- _原文摘录_:
• • • •
慢病毒介导的HNRNPK 下调对肝癌细胞HepG2 增殖及迁移的影响

李梦媛,张文龙,杨星九,朱紫薇,张国新,魏育敏,高 苒

(中国医学科学院医学实验动物研究所,国家人类疾病动物模型资源库,国家卫生健康委员会人类疾病比较医学重点实验室,北京市人类重大疾病实验动物模型工程技术研究中心,北京 100021)

核不均一核糖核蛋白 K (heterogeneous nuclearribonucleoprotein K,HNRNPK)是一种能够在细胞质和细胞核中穿梭的高度保守的RNA 结合蛋白,属于hnRNPKs 家族成员。HNRNPK 在人类基因中广谱表达,能够作用于细胞的转录、翻译、染色体重塑等多种生理功能[1-2]。HNRNPK 能够参与肿瘤生长和转移等调控,多种肿瘤的形成和发展都与HNRNPK 密切相关[1-4]。当前研究显示,HNRNPK在人肺癌、胃癌、肝癌、结直肠癌、宫颈癌等多种肿瘤中异常表达,其表达增多通常与恶性肿瘤患者的预后负相关[3-4]。原发性肝癌(primary hepatic carcinoma,PHC)是世界最高发的恶性肿瘤之一,在全球恶性肿瘤发病率中位居第5 位,其发病机制复杂,死亡率高,且发病率逐年上升[5]。已有研究证实HNRNPK 在肝癌组织细胞核中表达上调,并且随着肝癌细胞密度的增加,表达逐渐增强,乙肝病毒(hepatitis B virus,HBV)感染还有可能会促进HNRNPK 的表达[6]。目前,HNPNPK在肝癌发生发展中的分子机制尚未完全明确。本研究构建了通过强力霉素(doxycycline,DOX)诱导系统实现时间可控性HNRNPK 沉默的HepG2 细胞稳转株,为研究肝癌发病机制与治疗手段提供了实验工具。

1 材料和方法

1.1 细胞

HepG2 细胞系为本实验室冻存。
• • • •
- _提取信息_:
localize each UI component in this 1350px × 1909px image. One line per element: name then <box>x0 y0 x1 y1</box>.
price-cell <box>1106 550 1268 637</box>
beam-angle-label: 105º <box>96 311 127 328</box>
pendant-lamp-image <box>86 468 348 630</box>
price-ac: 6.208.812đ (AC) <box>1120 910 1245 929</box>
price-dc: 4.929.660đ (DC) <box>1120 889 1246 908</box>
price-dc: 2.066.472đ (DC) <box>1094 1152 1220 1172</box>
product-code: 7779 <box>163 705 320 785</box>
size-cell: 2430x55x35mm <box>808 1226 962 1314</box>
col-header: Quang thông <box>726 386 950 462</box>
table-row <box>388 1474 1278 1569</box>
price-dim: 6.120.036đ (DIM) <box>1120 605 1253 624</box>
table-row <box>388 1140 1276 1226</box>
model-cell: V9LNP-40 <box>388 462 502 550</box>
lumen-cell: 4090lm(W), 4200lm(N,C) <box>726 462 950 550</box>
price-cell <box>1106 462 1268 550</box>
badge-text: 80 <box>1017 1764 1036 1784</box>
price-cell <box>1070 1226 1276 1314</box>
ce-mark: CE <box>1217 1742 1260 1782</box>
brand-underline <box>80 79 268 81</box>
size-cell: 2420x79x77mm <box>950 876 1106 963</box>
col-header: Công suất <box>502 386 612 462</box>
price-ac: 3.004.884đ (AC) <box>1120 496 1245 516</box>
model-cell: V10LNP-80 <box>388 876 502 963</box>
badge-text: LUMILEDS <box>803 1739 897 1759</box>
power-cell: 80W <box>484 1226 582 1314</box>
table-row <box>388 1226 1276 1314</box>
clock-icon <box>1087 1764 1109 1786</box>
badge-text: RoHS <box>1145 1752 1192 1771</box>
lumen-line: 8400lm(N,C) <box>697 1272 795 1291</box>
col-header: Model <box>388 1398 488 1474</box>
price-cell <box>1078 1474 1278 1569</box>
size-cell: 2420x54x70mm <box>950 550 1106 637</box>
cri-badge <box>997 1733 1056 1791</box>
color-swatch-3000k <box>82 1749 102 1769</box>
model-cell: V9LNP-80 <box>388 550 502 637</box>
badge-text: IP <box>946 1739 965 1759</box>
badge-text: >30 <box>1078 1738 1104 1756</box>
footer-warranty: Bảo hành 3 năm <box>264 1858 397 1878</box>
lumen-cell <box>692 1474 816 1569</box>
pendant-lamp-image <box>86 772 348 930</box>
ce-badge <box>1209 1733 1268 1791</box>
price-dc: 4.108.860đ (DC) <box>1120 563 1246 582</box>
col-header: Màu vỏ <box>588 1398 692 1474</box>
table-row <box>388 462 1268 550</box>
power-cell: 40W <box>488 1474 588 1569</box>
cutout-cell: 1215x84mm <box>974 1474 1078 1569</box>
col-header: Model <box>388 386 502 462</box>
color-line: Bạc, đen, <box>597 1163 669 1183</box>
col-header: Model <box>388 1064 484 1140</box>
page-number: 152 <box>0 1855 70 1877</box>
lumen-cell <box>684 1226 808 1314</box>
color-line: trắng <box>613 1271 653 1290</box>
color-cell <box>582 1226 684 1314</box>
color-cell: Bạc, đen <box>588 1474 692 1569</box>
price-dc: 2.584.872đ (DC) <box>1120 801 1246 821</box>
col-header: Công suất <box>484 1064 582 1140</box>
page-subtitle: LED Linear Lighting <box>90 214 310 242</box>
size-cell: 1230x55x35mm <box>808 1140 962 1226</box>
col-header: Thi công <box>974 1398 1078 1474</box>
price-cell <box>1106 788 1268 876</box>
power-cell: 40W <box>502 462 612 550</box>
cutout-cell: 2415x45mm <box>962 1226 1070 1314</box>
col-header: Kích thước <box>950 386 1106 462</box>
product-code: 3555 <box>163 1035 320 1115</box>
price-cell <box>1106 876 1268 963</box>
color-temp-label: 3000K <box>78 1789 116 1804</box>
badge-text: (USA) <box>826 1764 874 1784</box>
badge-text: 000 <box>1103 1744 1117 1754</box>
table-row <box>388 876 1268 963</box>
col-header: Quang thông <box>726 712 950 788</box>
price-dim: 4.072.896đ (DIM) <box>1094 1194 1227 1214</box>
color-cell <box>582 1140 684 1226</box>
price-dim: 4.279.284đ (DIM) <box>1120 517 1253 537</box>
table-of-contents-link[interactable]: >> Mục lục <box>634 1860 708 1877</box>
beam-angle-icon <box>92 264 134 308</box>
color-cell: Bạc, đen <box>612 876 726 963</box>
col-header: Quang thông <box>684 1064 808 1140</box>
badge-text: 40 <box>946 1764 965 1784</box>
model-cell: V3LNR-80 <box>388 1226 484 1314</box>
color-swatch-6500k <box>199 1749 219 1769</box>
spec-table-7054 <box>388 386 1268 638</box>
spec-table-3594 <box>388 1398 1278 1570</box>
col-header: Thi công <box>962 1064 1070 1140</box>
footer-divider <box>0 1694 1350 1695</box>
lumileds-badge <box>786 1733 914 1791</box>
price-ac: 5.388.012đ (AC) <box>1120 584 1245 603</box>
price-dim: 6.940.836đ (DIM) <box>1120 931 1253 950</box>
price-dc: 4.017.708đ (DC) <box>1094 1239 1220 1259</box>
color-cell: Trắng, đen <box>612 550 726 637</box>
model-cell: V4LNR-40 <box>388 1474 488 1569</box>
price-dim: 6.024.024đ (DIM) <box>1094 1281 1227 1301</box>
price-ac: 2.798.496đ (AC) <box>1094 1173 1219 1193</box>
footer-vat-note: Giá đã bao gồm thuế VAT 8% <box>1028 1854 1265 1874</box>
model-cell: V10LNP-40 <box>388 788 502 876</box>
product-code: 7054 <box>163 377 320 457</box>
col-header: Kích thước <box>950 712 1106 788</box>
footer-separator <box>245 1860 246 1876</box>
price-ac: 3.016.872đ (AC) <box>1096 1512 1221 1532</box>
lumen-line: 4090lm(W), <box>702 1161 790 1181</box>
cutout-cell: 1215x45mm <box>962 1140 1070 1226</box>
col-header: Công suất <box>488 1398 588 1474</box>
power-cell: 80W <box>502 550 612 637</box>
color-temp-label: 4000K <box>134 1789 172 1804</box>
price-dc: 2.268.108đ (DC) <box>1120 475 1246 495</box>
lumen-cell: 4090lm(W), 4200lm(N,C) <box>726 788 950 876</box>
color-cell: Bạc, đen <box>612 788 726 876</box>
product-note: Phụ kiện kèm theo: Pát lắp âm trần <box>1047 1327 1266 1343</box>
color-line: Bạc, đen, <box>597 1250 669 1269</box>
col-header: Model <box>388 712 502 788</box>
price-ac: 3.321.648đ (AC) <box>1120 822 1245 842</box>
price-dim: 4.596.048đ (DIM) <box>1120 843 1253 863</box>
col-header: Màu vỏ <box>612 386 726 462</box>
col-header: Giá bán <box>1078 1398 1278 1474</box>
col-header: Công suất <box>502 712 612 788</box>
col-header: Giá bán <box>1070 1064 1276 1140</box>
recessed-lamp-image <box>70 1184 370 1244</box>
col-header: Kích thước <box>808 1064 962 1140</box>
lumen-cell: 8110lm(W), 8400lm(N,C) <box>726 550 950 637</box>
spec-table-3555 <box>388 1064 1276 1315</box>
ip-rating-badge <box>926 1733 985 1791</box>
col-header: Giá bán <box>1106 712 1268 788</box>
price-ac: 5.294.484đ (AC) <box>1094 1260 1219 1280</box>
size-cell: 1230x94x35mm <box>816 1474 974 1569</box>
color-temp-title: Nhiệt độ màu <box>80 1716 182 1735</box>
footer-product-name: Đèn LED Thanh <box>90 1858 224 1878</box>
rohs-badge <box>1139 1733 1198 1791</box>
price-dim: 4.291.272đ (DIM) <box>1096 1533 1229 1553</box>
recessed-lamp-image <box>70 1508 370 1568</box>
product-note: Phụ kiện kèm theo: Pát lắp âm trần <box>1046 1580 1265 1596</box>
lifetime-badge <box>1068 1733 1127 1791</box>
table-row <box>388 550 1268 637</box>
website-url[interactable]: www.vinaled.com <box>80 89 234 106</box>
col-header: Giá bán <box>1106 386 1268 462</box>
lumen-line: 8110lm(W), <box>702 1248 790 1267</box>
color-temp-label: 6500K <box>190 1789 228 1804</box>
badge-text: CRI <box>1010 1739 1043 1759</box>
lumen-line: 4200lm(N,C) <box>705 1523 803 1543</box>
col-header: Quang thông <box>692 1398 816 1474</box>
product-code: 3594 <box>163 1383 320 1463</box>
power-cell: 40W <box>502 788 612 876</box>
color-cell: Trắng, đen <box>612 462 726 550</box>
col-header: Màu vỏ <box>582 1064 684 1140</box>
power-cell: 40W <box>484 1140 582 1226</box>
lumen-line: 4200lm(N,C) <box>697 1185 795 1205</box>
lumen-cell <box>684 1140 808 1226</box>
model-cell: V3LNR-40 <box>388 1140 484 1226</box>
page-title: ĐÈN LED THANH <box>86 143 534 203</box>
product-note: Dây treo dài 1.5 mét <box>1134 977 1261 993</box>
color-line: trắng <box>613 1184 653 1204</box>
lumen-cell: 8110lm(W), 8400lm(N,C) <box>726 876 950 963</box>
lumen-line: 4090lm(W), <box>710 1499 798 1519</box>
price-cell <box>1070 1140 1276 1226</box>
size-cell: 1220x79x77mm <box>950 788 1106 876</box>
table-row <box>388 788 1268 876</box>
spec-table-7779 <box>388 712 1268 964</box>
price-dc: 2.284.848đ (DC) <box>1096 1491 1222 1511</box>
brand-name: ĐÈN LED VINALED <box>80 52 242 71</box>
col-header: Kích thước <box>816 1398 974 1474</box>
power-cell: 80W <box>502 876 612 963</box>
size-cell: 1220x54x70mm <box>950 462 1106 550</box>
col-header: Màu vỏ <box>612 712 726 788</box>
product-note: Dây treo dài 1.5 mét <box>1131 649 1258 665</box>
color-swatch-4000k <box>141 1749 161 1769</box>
• • • •
- _练习_:
**A)** 下列三项说法与原文是否相符？(i) 原发性肝癌在全球恶性肿瘤发病率中排名第3位；(ii) HNRNPK 是一种能在细胞质和细胞核之间穿梭的RNA结合蛋白；(iii) 研究所用的HepG2细胞系由本实验室冻存。每项请答"是"或"否"，并原样引用原文中起决定作用的字句。
**B)** 输出原文中以“核不均一核糖核蛋白 K (heterogeneous”开头、一直到“HepG2 细胞系为本实验室冻存。”为止的部分，一字不改。

- _练习答案_:
**A)**
(i) 否：“在全球恶性肿瘤发病率中位居第5 位”
(ii) 是：“是一种能够在细胞质和细胞核中穿梭的高度保守的RNA 结合蛋白”
(iii) 是：“HepG2 细胞系为本实验室冻存”

**B)**
核不均一核糖核蛋白 K (heterogeneous nuclearribonucleoprotein K,HNRNPK)是一种能够在细胞质和细胞核中穿梭的高度保守的RNA 结合蛋白,属于hnRNPKs 家族成员。HNRNPK 在人类基因中广谱表达,能够作用于细胞的转录、翻译、染色体重塑等多种生理功能[1-2]。HNRNPK 能够参与肿瘤生长和转移等调控,多种肿瘤的形成和发展都与HNRNPK 密切相关[1-4]。当前研究显示,HNRNPK在人肺癌、胃癌、肝癌、结直肠癌、宫颈癌等多种肿瘤中异常表达,其表达增多通常与恶性肿瘤患者的预后负相关[3-4]。原发性肝癌(primary hepatic carcinoma,PHC)是世界最高发的恶性肿瘤之一,在全球恶性肿瘤发病率中位居第5 位,其发病机制复杂,死亡率高,且发病率逐年上升[5]。已有研究证实HNRNPK 在肝癌组织细胞核中表达上调,并且随着肝癌细胞密度的增加,表达逐渐增强,乙肝病毒(hepatitis B virus,HBV)感染还有可能会促进HNRNPK 的表达[6]。目前,HNPNPK在肝癌发生发展中的分子机制尚未完全明确。本研究构建了通过强力霉素(doxycycline,DOX)诱导系统实现时间可控性HNRNPK 沉默的HepG2 细胞稳转株,为研究肝癌发病机制与治疗手段提供了实验工具。

1 材料和方法

1.1 细胞

HepG2 细胞系为本实验室冻存。